Extracted entries:
-- Start --

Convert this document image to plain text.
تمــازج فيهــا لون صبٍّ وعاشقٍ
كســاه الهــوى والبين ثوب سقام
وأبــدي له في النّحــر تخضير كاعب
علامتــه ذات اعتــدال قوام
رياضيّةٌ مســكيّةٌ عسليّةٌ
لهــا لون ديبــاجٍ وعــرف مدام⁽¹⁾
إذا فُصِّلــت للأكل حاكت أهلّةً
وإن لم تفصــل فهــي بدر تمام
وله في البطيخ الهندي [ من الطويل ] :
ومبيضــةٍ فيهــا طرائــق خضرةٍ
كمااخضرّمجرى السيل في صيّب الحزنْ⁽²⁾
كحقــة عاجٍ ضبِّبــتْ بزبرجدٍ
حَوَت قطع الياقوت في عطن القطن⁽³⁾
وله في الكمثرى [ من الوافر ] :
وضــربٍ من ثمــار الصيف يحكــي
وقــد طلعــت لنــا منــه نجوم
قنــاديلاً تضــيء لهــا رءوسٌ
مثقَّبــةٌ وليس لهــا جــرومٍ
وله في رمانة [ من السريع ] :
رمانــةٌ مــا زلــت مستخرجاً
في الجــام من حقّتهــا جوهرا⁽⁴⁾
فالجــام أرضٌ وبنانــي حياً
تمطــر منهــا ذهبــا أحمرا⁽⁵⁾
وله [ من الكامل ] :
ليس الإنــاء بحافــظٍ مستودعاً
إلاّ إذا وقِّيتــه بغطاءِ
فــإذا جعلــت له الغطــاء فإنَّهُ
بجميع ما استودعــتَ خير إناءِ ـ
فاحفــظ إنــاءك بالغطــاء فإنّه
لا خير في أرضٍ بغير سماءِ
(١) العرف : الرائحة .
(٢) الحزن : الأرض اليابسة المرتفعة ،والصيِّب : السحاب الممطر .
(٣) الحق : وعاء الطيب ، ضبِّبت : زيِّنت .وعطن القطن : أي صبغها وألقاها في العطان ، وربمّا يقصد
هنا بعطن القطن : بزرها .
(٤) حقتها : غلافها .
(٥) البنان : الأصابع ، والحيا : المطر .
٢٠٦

-- End --
-- Start --

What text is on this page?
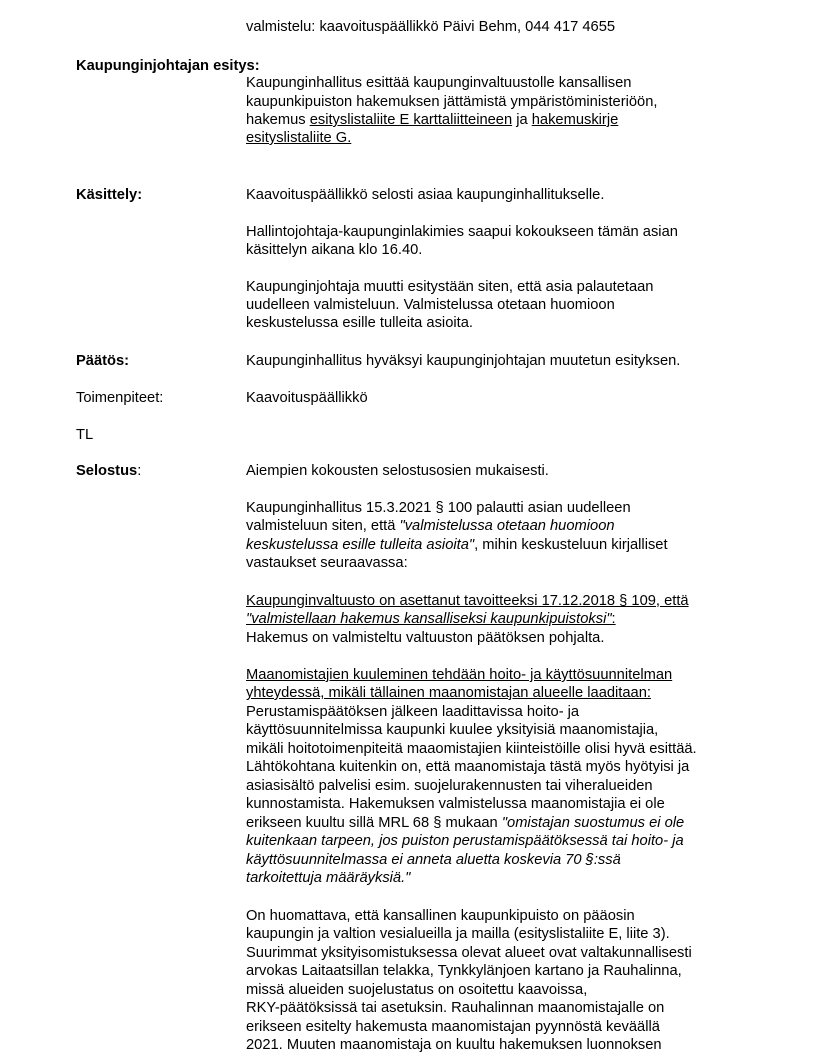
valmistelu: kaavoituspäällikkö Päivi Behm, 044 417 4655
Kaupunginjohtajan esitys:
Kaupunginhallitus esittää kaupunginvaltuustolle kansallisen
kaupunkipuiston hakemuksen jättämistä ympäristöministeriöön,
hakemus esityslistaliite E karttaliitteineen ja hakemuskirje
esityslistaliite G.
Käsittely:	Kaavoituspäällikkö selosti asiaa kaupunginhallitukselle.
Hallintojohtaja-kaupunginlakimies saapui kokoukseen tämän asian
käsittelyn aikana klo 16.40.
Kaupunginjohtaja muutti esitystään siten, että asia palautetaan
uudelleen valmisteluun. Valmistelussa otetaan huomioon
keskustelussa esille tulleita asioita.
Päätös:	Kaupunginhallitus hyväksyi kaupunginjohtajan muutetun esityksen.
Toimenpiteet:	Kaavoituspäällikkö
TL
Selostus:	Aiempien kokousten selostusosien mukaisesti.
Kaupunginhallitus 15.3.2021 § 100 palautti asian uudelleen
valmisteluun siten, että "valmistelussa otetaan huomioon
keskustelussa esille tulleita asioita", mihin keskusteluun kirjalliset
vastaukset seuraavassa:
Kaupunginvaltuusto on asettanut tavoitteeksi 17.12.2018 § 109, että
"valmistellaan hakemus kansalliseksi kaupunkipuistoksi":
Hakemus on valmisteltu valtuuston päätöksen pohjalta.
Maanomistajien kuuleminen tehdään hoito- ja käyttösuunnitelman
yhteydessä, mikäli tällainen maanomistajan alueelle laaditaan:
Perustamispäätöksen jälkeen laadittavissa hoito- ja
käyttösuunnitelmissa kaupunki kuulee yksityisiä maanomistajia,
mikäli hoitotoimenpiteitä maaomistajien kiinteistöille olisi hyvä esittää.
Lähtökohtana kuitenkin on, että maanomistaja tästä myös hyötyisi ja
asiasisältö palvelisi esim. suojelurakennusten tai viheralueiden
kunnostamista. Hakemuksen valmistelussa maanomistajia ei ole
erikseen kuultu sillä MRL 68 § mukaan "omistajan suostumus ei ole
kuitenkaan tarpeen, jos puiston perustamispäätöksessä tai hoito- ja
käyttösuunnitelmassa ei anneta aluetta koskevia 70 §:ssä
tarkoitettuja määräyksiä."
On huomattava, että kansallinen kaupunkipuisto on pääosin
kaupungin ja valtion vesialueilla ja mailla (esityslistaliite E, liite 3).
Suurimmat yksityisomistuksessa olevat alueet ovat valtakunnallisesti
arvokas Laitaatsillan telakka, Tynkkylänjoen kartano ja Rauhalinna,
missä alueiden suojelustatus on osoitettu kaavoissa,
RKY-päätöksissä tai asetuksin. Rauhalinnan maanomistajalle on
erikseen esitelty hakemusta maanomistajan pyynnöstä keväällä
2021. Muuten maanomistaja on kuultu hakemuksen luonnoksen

-- End --

List every line above that contains the word "esille".

keskustelussa esille tulleita asioita.
keskustelussa esille tulleita asioita", mihin keskusteluun kirjalliset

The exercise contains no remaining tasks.